Task directions:
Extract every line of the material below word for word, leaving out the pictures.

[Source data]
=-=-=

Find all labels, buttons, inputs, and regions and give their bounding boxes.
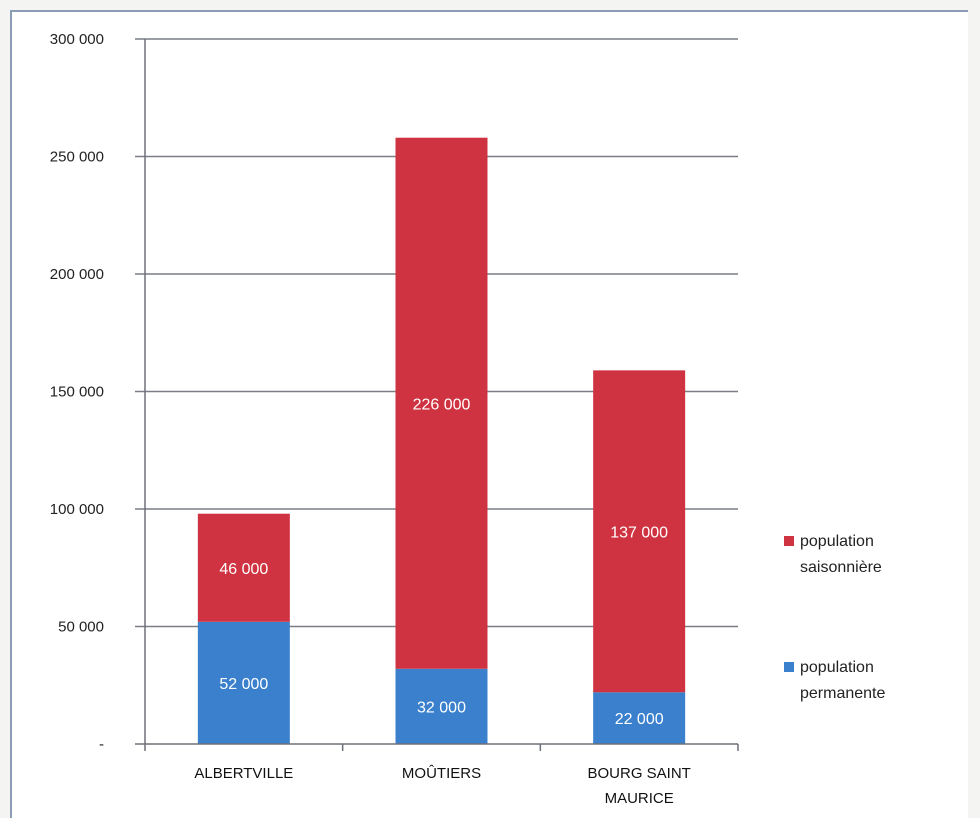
chart-frame xyxy=(10,10,968,818)
y-tick-label: 250 000 xyxy=(50,149,104,166)
bar-segment xyxy=(395,668,488,744)
y-tick-label: 200 000 xyxy=(50,266,104,283)
legend-label: population xyxy=(800,533,874,550)
bar-segment xyxy=(593,692,686,744)
bar-segment xyxy=(593,370,686,693)
legend-swatch xyxy=(784,536,794,546)
category-labels: ALBERTVILLE MOÛTIERS BOURG SAINT MAURICE xyxy=(194,765,690,807)
data-labels: 52 000 46 000 32 000 226 000 22 000 137 000 xyxy=(219,396,668,728)
category-label: ALBERTVILLE xyxy=(194,765,293,782)
data-label: 137 000 xyxy=(610,524,668,541)
data-label: 52 000 xyxy=(219,676,268,693)
y-tick-label: 50 000 xyxy=(58,619,104,636)
legend-label: population xyxy=(800,659,874,676)
bar-segment xyxy=(197,513,290,622)
bar-segment xyxy=(197,621,290,744)
y-tick-label: - xyxy=(99,736,104,753)
data-label: 226 000 xyxy=(413,396,471,413)
category-label: BOURG SAINT MAURICE xyxy=(587,765,690,807)
legend: population saisonnière population permanent… xyxy=(784,533,885,702)
y-tick-label: 150 000 xyxy=(50,384,104,401)
y-tick-label: 100 000 xyxy=(50,501,104,518)
category-label: MOÛTIERS xyxy=(402,765,481,782)
legend-swatch xyxy=(784,662,794,672)
legend-label: saisonnière xyxy=(800,559,882,576)
y-tick-label: 300 000 xyxy=(50,31,104,48)
bars xyxy=(197,137,686,744)
axes xyxy=(135,39,739,751)
data-label: 32 000 xyxy=(417,699,466,716)
data-label: 22 000 xyxy=(615,711,664,728)
data-label: 46 000 xyxy=(219,561,268,578)
legend-label: permanente xyxy=(800,685,885,702)
bar-segment xyxy=(395,137,488,669)
y-tick-labels: - 50 000 100 000 150 000 200 000 250 000 300 0… xyxy=(50,31,104,753)
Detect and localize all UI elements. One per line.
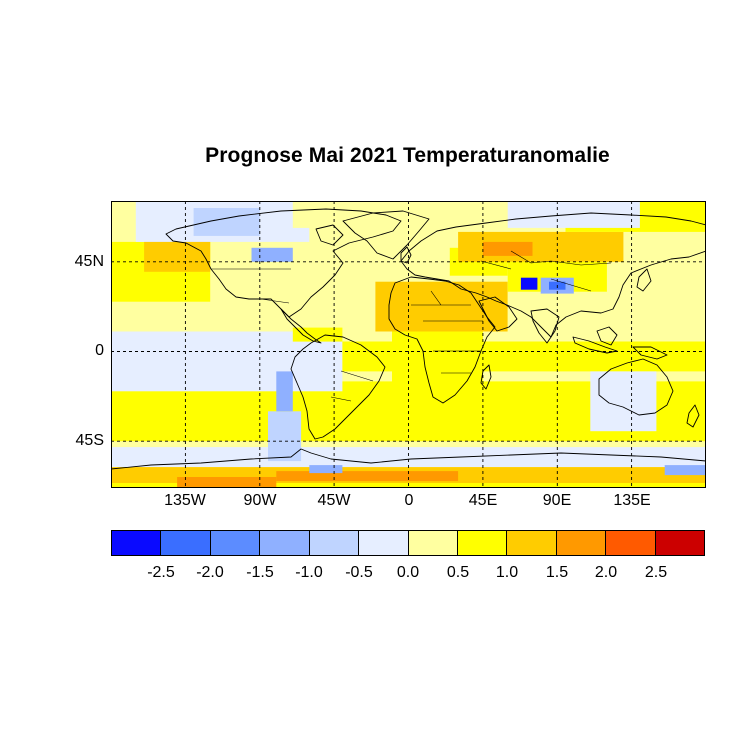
new-guinea-coast: [632, 346, 668, 360]
africa-coast: [388, 276, 496, 404]
latitude-label: 45S: [75, 432, 104, 449]
colorbar-swatch: [260, 531, 310, 555]
colorbar-swatch: [408, 531, 458, 555]
map-canvas: [111, 201, 706, 488]
antarctica-coast: [111, 448, 706, 470]
colorbar-label: 1.5: [545, 564, 569, 581]
colorbar: [111, 530, 705, 556]
colorbar-label: 0.5: [446, 564, 470, 581]
anomaly-cell: [193, 208, 260, 236]
anomaly-cell: [276, 371, 293, 412]
map-title: Prognose Mai 2021 Temperaturanomalie: [205, 144, 610, 167]
anomaly-cell: [520, 277, 538, 290]
colorbar-swatch: [655, 531, 705, 555]
greenland-coast: [342, 210, 430, 260]
anomaly-cell: [664, 465, 706, 476]
map-frame: [111, 201, 706, 488]
colorbar-swatch: [112, 531, 162, 555]
colorbar-swatch: [359, 531, 409, 555]
arabia-coast: [478, 296, 518, 332]
latitude-label: 45N: [74, 253, 104, 270]
colorbar-swatch: [606, 531, 656, 555]
longitude-label: 45W: [317, 492, 351, 509]
anomaly-cell: [375, 281, 508, 332]
colorbar-label: 1.0: [495, 564, 519, 581]
colorbar-swatch: [210, 531, 261, 555]
longitude-label: 135W: [164, 492, 206, 509]
baffin-coast: [315, 224, 344, 246]
anomaly-cell: [590, 371, 657, 432]
anomaly-field: [111, 201, 706, 488]
colorbar-label: -0.5: [345, 564, 373, 581]
colorbar-label: -1.0: [295, 564, 323, 581]
colorbar-label: -2.0: [196, 564, 224, 581]
colorbar-swatch: [161, 531, 211, 555]
new-zealand-coast: [686, 404, 700, 428]
longitude-label: 90E: [542, 492, 572, 509]
colorbar-label: 0.0: [396, 564, 420, 581]
colorbar-label: -2.5: [147, 564, 175, 581]
longitude-label: 0: [404, 492, 414, 509]
madagascar-coast: [480, 364, 492, 390]
anomaly-cell: [177, 477, 277, 487]
latitude-label: 0: [95, 342, 104, 359]
country-borders: [211, 250, 612, 402]
longitude-label: 45E: [468, 492, 498, 509]
japan-coast: [636, 268, 652, 292]
colorbar-swatch: [556, 531, 607, 555]
anomaly-cell: [292, 201, 368, 228]
indonesia-coast: [572, 336, 618, 354]
central-america-coast: [280, 308, 322, 344]
british-isles-coast: [400, 246, 412, 264]
colorbar-swatch: [457, 531, 508, 555]
colorbar-swatch: [507, 531, 557, 555]
anomaly-cell: [482, 241, 533, 256]
india-coast: [530, 308, 560, 344]
anomaly-map: [111, 201, 706, 488]
longitude-label: 90W: [243, 492, 277, 509]
colorbar-label: 2.0: [594, 564, 618, 581]
colorbar-label: 2.5: [644, 564, 668, 581]
anomaly-cell: [268, 411, 302, 462]
anomaly-cell: [111, 447, 706, 467]
longitude-label: 135E: [613, 492, 651, 509]
colorbar-swatch: [309, 531, 360, 555]
south-america-coast: [290, 334, 386, 440]
anomaly-cell: [309, 465, 343, 474]
north-america-coast: [165, 208, 402, 318]
borneo-coast: [596, 326, 618, 346]
anomaly-cell: [276, 471, 459, 482]
australia-coast: [598, 358, 674, 416]
anomaly-cell: [251, 247, 293, 262]
colorbar-label: -1.5: [246, 564, 274, 581]
coastlines: [111, 208, 706, 470]
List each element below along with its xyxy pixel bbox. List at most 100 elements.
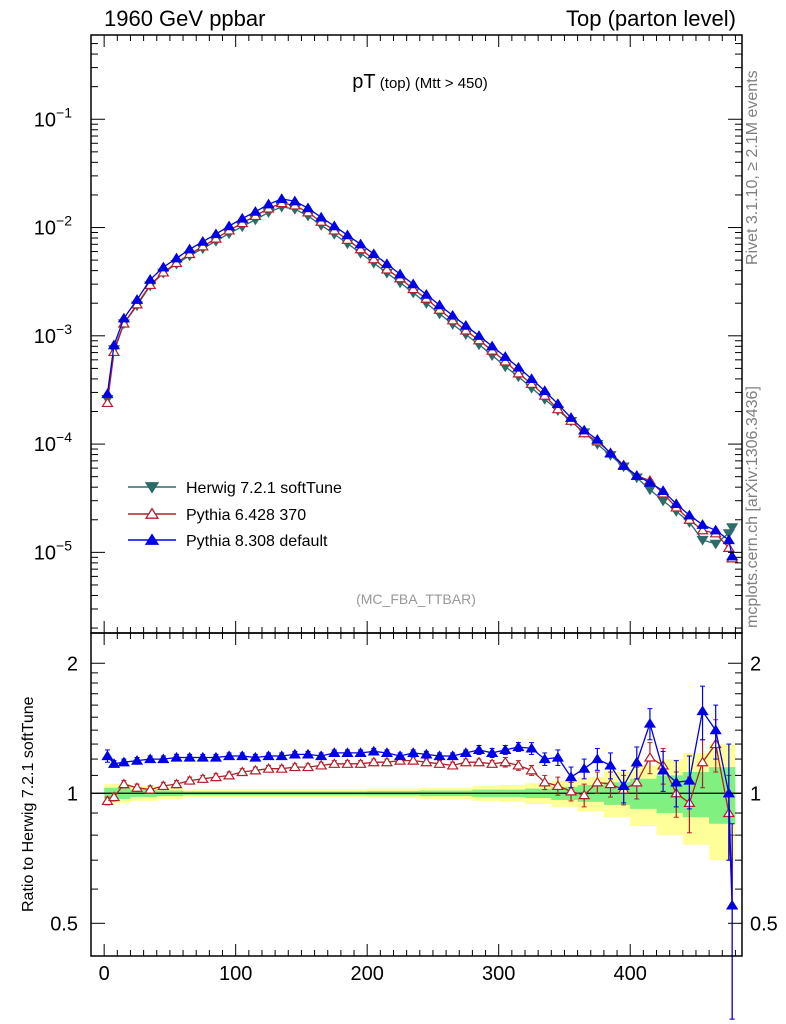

=-=-=

Answer for this exercise:
Find all labels, buttons, inputs, and regions and give their bounding boxes.
chart-frame xyxy=(10,10,968,818)
y-tick-label: 250 000 xyxy=(50,149,104,166)
bar-segment xyxy=(395,668,488,744)
y-tick-label: 200 000 xyxy=(50,266,104,283)
legend-label: population xyxy=(800,533,874,550)
bar-segment xyxy=(593,692,686,744)
bar-segment xyxy=(593,370,686,693)
legend-swatch xyxy=(784,536,794,546)
category-labels: ALBERTVILLE MOÛTIERS BOURG SAINT MAURICE xyxy=(194,765,690,807)
data-labels: 52 000 46 000 32 000 226 000 22 000 137 000 xyxy=(219,396,668,728)
category-label: ALBERTVILLE xyxy=(194,765,293,782)
data-label: 137 000 xyxy=(610,524,668,541)
data-label: 52 000 xyxy=(219,676,268,693)
y-tick-label: 50 000 xyxy=(58,619,104,636)
legend-label: population xyxy=(800,659,874,676)
bar-segment xyxy=(197,513,290,622)
bar-segment xyxy=(197,621,290,744)
y-tick-label: - xyxy=(99,736,104,753)
data-label: 226 000 xyxy=(413,396,471,413)
category-label: BOURG SAINT MAURICE xyxy=(587,765,690,807)
legend: population saisonnière population permanent… xyxy=(784,533,885,702)
y-tick-label: 150 000 xyxy=(50,384,104,401)
y-tick-label: 100 000 xyxy=(50,501,104,518)
category-label: MOÛTIERS xyxy=(402,765,481,782)
legend-swatch xyxy=(784,662,794,672)
legend-label: saisonnière xyxy=(800,559,882,576)
y-tick-label: 300 000 xyxy=(50,31,104,48)
bars xyxy=(197,137,686,744)
axes xyxy=(135,39,739,751)
data-label: 32 000 xyxy=(417,699,466,716)
data-label: 22 000 xyxy=(615,711,664,728)
data-label: 46 000 xyxy=(219,561,268,578)
legend-label: permanente xyxy=(800,685,885,702)
bar-segment xyxy=(395,137,488,669)
y-tick-labels: - 50 000 100 000 150 000 200 000 250 000 300 0… xyxy=(50,31,104,753)
Detect and localize all UI elements. One per line.
new-guinea-coast: [632, 346, 668, 360]
africa-coast: [388, 276, 496, 404]
latitude-label: 45S: [75, 432, 104, 449]
colorbar-swatch: [260, 531, 310, 555]
colorbar-swatch: [408, 531, 458, 555]
map-canvas: [111, 201, 706, 488]
antarctica-coast: [111, 448, 706, 470]
colorbar-label: 1.5: [545, 564, 569, 581]
colorbar: [111, 530, 705, 556]
colorbar-label: 0.5: [446, 564, 470, 581]
anomaly-cell: [193, 208, 260, 236]
anomaly-cell: [276, 371, 293, 412]
map-title: Prognose Mai 2021 Temperaturanomalie: [205, 144, 610, 167]
anomaly-cell: [520, 277, 538, 290]
colorbar-swatch: [655, 531, 705, 555]
greenland-coast: [342, 210, 430, 260]
anomaly-cell: [664, 465, 706, 476]
map-frame: [111, 201, 706, 488]
colorbar-swatch: [112, 531, 162, 555]
colorbar-swatch: [359, 531, 409, 555]
arabia-coast: [478, 296, 518, 332]
latitude-label: 45N: [74, 253, 104, 270]
colorbar-swatch: [606, 531, 656, 555]
longitude-label: 45W: [317, 492, 351, 509]
anomaly-cell: [375, 281, 508, 332]
colorbar-label: 1.0: [495, 564, 519, 581]
colorbar-swatch: [210, 531, 261, 555]
longitude-label: 135W: [164, 492, 206, 509]
baffin-coast: [315, 224, 344, 246]
anomaly-cell: [590, 371, 657, 432]
anomaly-field: [111, 201, 706, 488]
colorbar-label: -0.5: [345, 564, 373, 581]
colorbar-label: -1.0: [295, 564, 323, 581]
colorbar-label: -2.0: [196, 564, 224, 581]
colorbar-swatch: [161, 531, 211, 555]
new-zealand-coast: [686, 404, 700, 428]
longitude-label: 90E: [542, 492, 572, 509]
colorbar-label: 0.0: [396, 564, 420, 581]
colorbar-label: -2.5: [147, 564, 175, 581]
longitude-label: 0: [404, 492, 414, 509]
madagascar-coast: [480, 364, 492, 390]
anomaly-cell: [177, 477, 277, 487]
latitude-label: 0: [95, 342, 104, 359]
country-borders: [211, 250, 612, 402]
longitude-label: 45E: [468, 492, 498, 509]
japan-coast: [636, 268, 652, 292]
colorbar-swatch: [556, 531, 607, 555]
anomaly-cell: [292, 201, 368, 228]
indonesia-coast: [572, 336, 618, 354]
central-america-coast: [280, 308, 322, 344]
british-isles-coast: [400, 246, 412, 264]
colorbar-swatch: [457, 531, 508, 555]
colorbar-swatch: [507, 531, 557, 555]
anomaly-cell: [482, 241, 533, 256]
india-coast: [530, 308, 560, 344]
anomaly-map: [111, 201, 706, 488]
longitude-label: 90W: [243, 492, 277, 509]
colorbar-label: 2.0: [594, 564, 618, 581]
colorbar-label: 2.5: [644, 564, 668, 581]
anomaly-cell: [268, 411, 302, 462]
anomaly-cell: [111, 447, 706, 467]
longitude-label: 135E: [613, 492, 651, 509]
colorbar-swatch: [309, 531, 360, 555]
south-america-coast: [290, 334, 386, 440]
anomaly-cell: [309, 465, 343, 474]
north-america-coast: [165, 208, 402, 318]
borneo-coast: [596, 326, 618, 346]
anomaly-cell: [276, 471, 459, 482]
australia-coast: [598, 358, 674, 416]
anomaly-cell: [251, 247, 293, 262]
colorbar-label: -1.5: [246, 564, 274, 581]
coastlines: [111, 208, 706, 470]
List each element below along with its xyxy pixel bbox. List at most 100 elements.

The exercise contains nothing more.